# Data shown
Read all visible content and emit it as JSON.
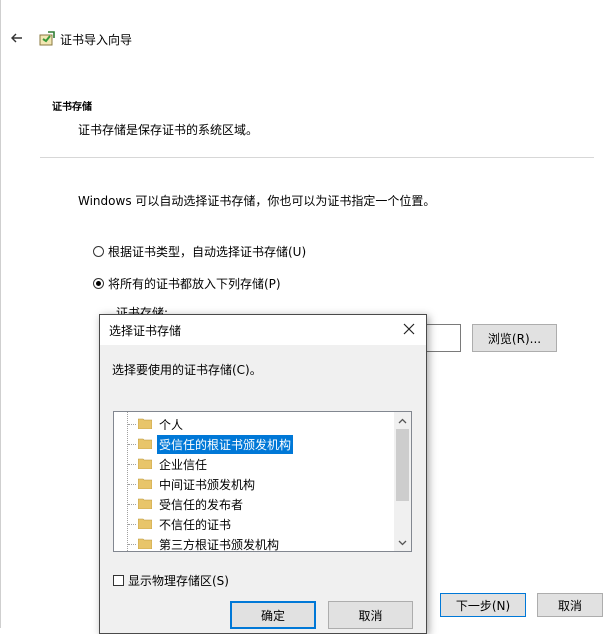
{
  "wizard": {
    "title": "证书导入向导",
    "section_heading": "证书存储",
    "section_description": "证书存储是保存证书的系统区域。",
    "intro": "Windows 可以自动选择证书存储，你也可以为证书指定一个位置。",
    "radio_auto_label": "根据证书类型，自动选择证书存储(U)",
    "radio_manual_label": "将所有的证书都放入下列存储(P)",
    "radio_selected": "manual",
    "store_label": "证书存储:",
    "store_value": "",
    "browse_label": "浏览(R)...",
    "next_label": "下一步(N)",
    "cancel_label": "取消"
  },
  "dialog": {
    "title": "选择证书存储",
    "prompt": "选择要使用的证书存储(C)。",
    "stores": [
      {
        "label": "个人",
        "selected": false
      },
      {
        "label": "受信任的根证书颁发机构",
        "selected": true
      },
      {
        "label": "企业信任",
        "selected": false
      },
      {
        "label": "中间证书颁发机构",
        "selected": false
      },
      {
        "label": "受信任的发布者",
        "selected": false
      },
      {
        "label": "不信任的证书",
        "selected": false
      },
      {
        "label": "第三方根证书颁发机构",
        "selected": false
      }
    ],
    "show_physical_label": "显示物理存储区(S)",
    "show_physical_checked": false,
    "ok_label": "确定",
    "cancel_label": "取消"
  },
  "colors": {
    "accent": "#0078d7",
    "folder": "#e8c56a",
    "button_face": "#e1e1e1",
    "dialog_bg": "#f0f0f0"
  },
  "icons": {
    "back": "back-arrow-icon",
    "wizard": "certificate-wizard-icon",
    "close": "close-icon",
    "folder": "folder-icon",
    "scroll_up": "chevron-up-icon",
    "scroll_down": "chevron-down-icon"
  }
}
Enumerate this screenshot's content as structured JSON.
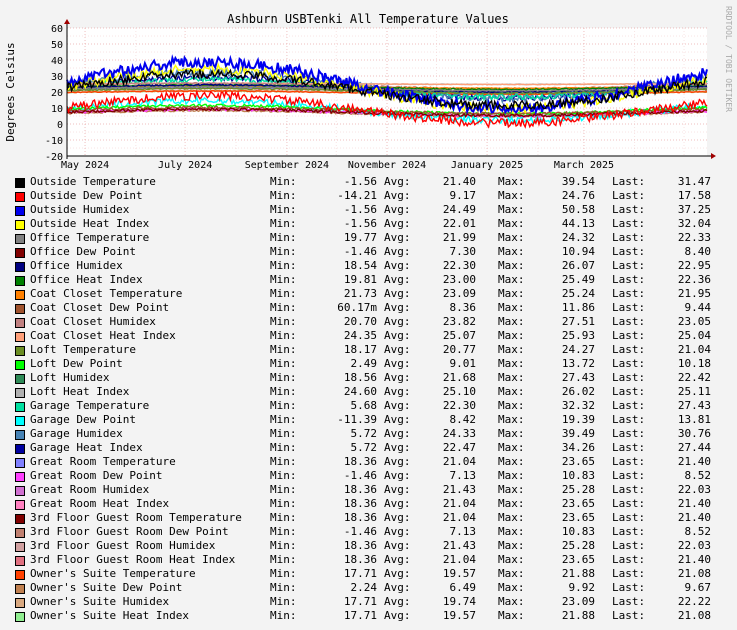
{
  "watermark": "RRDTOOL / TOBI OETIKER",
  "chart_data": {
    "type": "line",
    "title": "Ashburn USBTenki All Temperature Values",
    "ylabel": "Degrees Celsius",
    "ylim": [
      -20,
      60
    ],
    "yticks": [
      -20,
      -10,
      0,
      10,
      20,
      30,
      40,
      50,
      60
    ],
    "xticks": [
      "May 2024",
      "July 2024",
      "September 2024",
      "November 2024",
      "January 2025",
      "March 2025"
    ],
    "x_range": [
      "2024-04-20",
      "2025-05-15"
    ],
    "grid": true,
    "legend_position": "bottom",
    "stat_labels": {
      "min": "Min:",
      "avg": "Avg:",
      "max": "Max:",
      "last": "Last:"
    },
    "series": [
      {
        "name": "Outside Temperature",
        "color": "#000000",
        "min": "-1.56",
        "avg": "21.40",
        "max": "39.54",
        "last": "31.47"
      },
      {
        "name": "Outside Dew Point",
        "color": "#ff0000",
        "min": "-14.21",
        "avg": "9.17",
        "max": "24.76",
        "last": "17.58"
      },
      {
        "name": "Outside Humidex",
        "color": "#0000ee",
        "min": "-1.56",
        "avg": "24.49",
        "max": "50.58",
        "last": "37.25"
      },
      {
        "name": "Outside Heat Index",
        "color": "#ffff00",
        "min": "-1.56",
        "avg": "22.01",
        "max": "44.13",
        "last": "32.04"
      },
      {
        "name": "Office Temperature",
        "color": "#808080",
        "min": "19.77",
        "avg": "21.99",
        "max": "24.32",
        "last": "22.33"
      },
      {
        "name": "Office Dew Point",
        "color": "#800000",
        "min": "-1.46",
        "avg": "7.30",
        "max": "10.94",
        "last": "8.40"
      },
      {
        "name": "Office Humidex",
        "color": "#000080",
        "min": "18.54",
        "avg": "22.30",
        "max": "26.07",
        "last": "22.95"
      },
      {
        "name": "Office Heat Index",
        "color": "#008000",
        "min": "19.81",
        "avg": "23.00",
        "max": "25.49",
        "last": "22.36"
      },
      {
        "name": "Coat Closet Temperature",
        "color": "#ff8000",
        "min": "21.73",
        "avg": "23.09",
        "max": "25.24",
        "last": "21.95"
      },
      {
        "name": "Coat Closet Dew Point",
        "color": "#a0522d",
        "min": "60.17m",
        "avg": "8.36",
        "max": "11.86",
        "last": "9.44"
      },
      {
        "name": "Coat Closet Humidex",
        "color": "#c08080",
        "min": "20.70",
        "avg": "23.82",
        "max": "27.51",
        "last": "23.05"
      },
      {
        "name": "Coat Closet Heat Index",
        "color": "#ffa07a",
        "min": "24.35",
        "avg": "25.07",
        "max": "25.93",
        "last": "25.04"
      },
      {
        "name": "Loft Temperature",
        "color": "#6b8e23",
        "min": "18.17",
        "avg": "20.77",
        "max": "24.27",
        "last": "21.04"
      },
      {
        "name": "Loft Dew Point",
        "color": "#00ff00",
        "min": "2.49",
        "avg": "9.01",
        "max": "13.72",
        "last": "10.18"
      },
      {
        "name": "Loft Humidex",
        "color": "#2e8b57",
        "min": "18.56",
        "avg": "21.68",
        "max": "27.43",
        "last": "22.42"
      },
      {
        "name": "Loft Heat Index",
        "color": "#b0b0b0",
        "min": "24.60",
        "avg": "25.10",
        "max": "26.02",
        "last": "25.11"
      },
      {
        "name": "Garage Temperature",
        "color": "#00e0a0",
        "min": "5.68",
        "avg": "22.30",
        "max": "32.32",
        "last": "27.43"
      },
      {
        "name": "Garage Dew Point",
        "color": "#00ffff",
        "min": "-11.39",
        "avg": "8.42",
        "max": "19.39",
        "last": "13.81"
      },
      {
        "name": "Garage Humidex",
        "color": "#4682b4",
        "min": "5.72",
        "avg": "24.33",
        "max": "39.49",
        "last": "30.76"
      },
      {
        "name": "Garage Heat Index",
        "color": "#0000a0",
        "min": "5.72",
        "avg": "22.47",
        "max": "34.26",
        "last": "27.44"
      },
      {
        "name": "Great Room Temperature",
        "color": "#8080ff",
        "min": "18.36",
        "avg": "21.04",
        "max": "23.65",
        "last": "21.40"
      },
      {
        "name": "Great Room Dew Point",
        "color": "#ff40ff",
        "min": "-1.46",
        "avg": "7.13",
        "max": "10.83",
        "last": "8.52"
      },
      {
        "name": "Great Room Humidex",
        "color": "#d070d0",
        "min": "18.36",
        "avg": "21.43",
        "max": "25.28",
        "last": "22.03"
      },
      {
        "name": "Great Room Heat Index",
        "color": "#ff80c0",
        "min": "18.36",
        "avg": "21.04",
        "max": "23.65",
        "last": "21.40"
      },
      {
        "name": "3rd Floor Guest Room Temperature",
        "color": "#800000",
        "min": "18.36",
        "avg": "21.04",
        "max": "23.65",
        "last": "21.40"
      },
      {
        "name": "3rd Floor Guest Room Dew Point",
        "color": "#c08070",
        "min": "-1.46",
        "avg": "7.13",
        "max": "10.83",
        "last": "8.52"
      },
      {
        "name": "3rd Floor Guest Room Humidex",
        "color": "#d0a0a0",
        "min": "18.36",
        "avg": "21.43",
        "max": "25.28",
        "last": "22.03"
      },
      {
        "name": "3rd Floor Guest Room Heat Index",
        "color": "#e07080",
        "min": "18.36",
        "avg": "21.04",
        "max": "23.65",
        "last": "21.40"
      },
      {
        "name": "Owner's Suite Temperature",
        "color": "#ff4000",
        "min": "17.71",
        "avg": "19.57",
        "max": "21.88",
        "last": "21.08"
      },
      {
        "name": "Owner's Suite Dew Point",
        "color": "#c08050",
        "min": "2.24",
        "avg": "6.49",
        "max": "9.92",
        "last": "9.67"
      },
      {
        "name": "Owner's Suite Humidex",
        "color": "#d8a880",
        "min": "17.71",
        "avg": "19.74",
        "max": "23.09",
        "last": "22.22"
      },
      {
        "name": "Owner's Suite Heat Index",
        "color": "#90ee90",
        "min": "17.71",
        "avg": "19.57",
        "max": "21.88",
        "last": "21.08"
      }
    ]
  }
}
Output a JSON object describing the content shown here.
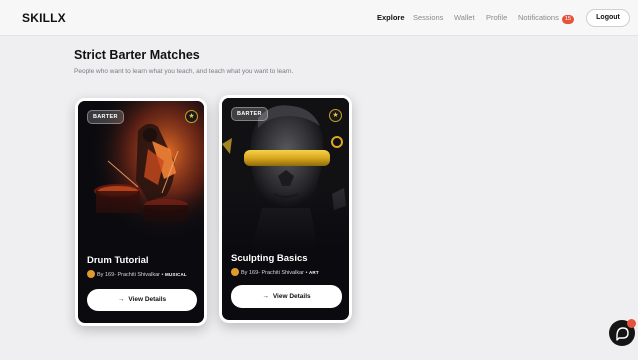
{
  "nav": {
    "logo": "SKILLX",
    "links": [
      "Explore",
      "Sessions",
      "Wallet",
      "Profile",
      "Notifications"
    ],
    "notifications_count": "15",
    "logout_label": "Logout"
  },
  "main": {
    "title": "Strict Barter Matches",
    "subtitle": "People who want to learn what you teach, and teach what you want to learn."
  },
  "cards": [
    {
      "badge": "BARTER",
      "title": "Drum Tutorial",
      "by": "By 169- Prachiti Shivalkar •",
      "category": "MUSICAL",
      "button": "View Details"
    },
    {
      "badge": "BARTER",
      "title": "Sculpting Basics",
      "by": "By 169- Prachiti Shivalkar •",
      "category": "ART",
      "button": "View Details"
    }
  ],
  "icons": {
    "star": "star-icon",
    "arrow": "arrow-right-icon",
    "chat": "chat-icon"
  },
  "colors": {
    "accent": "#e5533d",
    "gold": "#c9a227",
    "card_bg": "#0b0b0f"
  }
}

---

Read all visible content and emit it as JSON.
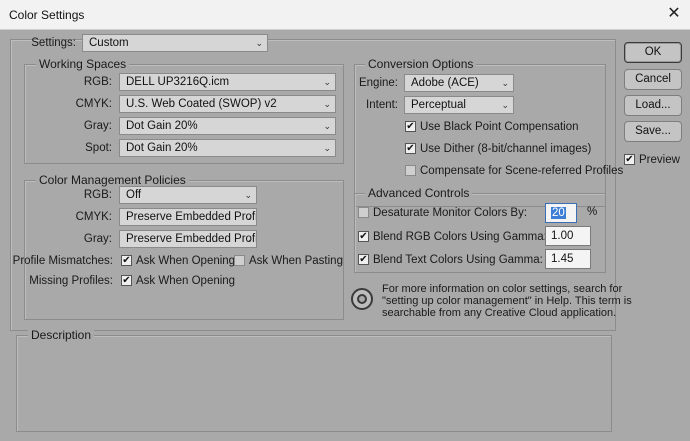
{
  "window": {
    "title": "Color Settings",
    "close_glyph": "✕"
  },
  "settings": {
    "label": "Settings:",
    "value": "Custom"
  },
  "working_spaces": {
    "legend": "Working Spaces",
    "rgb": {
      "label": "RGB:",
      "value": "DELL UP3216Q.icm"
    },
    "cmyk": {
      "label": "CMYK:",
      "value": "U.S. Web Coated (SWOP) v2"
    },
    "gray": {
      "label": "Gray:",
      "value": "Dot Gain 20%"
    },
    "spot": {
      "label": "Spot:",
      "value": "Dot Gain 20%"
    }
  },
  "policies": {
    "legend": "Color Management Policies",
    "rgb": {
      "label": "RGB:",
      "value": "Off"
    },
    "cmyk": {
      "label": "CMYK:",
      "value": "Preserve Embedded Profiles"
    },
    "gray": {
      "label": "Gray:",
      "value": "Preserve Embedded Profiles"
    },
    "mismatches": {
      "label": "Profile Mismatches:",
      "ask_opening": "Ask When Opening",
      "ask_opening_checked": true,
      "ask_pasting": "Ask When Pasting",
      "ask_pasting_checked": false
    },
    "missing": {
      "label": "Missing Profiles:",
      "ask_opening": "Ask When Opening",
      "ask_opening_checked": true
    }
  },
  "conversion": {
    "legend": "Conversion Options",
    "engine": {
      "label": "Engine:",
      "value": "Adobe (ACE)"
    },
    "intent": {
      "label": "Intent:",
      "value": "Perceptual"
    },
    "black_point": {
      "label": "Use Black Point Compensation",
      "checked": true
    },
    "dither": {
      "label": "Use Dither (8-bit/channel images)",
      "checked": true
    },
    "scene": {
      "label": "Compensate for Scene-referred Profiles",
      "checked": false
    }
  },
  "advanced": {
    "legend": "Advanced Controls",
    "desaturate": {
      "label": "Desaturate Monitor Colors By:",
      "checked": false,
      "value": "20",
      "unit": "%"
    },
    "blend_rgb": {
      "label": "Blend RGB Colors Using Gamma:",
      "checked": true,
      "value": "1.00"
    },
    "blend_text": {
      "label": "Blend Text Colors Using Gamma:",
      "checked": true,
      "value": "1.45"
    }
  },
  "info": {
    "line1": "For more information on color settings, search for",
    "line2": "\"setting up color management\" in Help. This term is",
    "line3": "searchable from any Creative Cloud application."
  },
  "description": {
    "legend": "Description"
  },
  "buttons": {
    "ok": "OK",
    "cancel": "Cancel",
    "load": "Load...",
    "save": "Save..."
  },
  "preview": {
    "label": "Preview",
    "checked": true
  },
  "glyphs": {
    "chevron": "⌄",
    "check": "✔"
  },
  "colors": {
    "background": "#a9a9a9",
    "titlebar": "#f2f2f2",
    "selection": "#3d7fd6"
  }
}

...

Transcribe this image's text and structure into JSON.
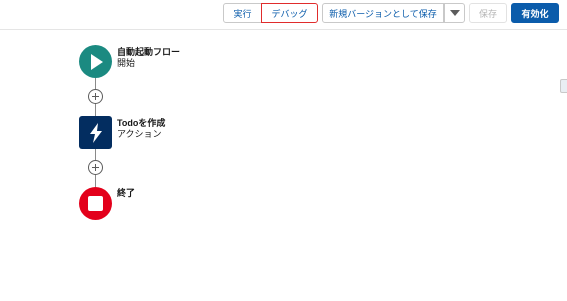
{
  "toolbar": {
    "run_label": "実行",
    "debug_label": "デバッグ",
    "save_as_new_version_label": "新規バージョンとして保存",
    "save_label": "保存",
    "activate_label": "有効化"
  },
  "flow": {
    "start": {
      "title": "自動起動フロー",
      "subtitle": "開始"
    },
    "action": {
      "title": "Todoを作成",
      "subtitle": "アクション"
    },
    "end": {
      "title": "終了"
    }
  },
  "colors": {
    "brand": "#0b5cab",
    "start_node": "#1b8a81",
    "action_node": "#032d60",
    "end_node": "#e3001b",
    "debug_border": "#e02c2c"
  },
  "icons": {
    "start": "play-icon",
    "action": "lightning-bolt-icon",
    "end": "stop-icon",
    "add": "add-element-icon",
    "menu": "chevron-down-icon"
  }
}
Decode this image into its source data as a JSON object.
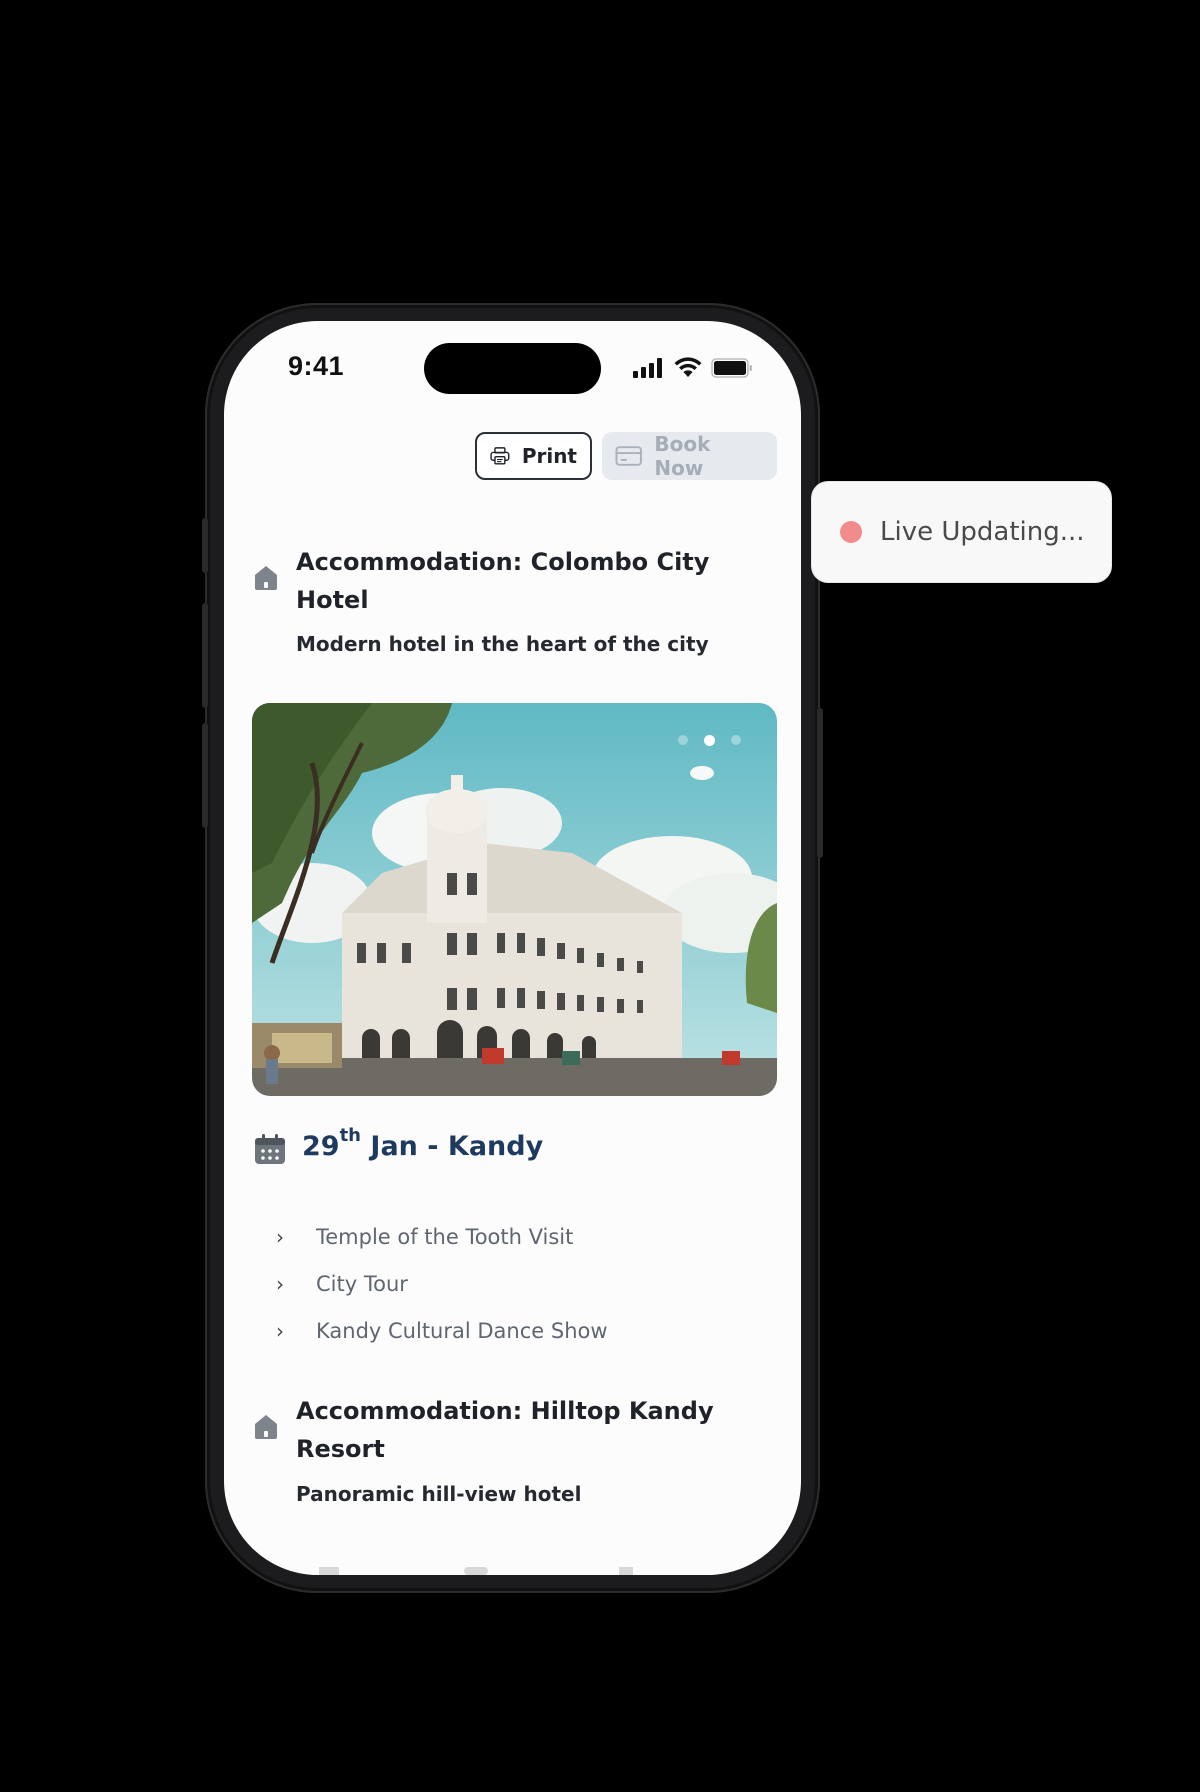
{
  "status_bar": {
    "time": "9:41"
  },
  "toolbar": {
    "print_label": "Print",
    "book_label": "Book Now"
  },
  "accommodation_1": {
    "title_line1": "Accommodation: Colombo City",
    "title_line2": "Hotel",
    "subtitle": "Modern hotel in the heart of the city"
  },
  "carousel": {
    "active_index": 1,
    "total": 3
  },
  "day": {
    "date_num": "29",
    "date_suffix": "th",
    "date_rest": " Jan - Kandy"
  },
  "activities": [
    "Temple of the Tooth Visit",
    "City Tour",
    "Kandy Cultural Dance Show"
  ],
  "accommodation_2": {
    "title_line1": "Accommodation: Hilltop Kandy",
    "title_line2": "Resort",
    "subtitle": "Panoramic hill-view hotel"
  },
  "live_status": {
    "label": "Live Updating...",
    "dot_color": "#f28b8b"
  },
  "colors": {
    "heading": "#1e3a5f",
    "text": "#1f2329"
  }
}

# Exercise details
State how many lines of the entries above include the word "Office", offering no text other than the number.

# Answer for this exercise
4